[BEGIN Material provided]
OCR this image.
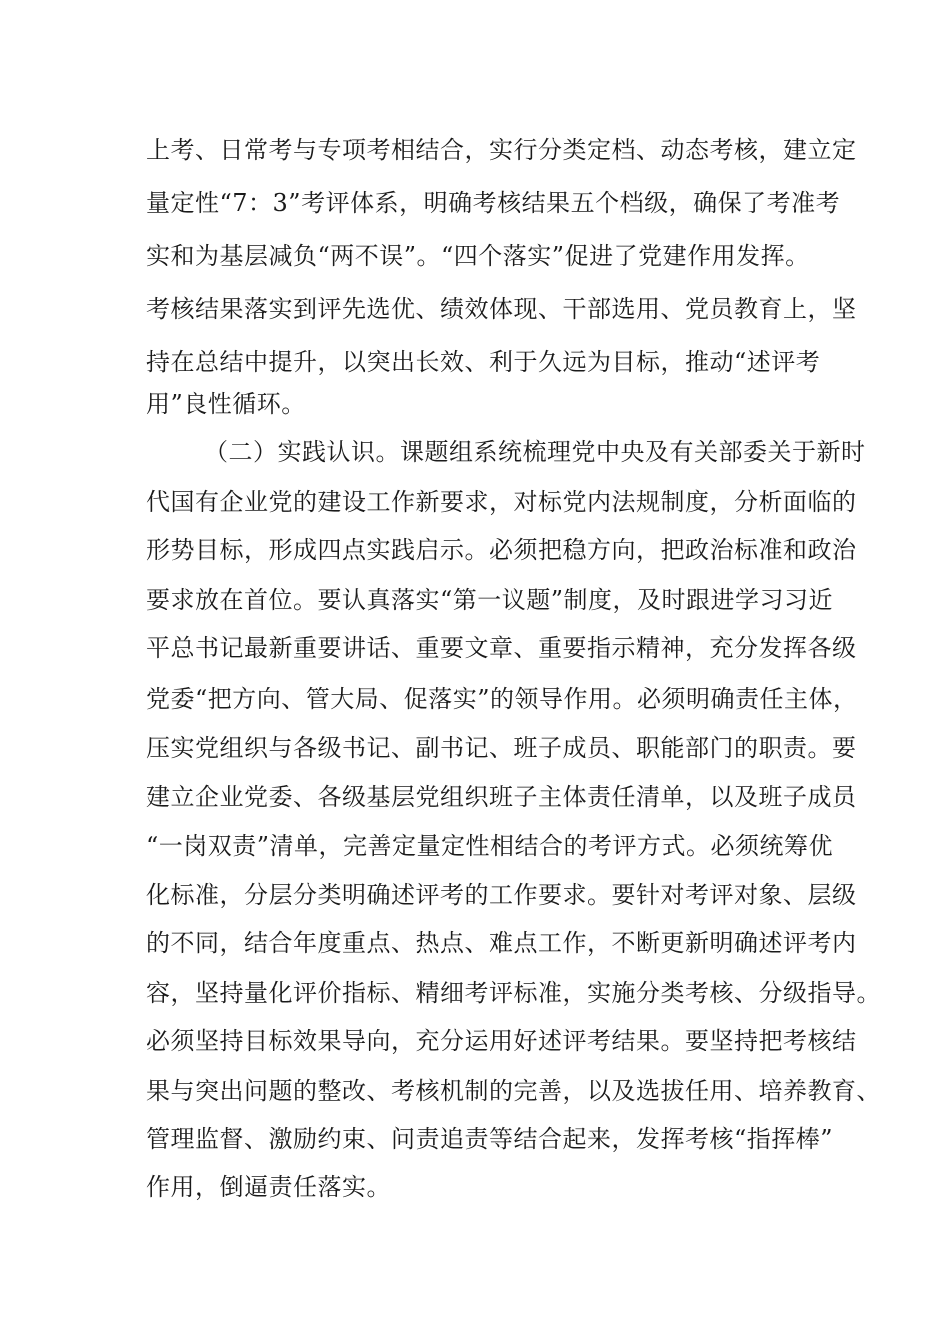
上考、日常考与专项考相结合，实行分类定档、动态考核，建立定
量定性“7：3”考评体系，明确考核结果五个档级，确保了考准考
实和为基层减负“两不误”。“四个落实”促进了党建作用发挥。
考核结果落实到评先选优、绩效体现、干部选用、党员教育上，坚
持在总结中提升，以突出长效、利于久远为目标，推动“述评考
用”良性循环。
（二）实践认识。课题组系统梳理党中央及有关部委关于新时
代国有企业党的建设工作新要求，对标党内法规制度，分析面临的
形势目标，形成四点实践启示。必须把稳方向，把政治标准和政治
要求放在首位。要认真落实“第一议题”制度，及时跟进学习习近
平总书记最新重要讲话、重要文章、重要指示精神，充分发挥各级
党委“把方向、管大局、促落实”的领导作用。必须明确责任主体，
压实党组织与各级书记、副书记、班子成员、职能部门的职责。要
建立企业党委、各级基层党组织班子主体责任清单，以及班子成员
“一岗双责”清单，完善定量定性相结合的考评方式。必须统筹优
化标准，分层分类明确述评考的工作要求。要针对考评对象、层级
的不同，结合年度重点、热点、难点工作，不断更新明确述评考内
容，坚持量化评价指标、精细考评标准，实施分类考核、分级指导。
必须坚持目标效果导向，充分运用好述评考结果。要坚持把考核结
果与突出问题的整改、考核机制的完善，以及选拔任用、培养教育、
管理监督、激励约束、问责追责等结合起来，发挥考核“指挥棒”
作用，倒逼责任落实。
[END Material provided]
Pictures are not part of the copy; output everything else in the records exactly.

OCR this image.
上考、日常考与专项考相结合，实行分类定档、动态考核，建立定
量定性“7：3”考评体系，明确考核结果五个档级，确保了考准考
实和为基层减负“两不误”。“四个落实”促进了党建作用发挥。
考核结果落实到评先选优、绩效体现、干部选用、党员教育上，坚
持在总结中提升，以突出长效、利于久远为目标，推动“述评考
用”良性循环。
（二）实践认识。课题组系统梳理党中央及有关部委关于新时
代国有企业党的建设工作新要求，对标党内法规制度，分析面临的
形势目标，形成四点实践启示。必须把稳方向，把政治标准和政治
要求放在首位。要认真落实“第一议题”制度，及时跟进学习习近
平总书记最新重要讲话、重要文章、重要指示精神，充分发挥各级
党委“把方向、管大局、促落实”的领导作用。必须明确责任主体，
压实党组织与各级书记、副书记、班子成员、职能部门的职责。要
建立企业党委、各级基层党组织班子主体责任清单，以及班子成员
“一岗双责”清单，完善定量定性相结合的考评方式。必须统筹优
化标准，分层分类明确述评考的工作要求。要针对考评对象、层级
的不同，结合年度重点、热点、难点工作，不断更新明确述评考内
容，坚持量化评价指标、精细考评标准，实施分类考核、分级指导。
必须坚持目标效果导向，充分运用好述评考结果。要坚持把考核结
果与突出问题的整改、考核机制的完善，以及选拔任用、培养教育、
管理监督、激励约束、问责追责等结合起来，发挥考核“指挥棒”
作用，倒逼责任落实。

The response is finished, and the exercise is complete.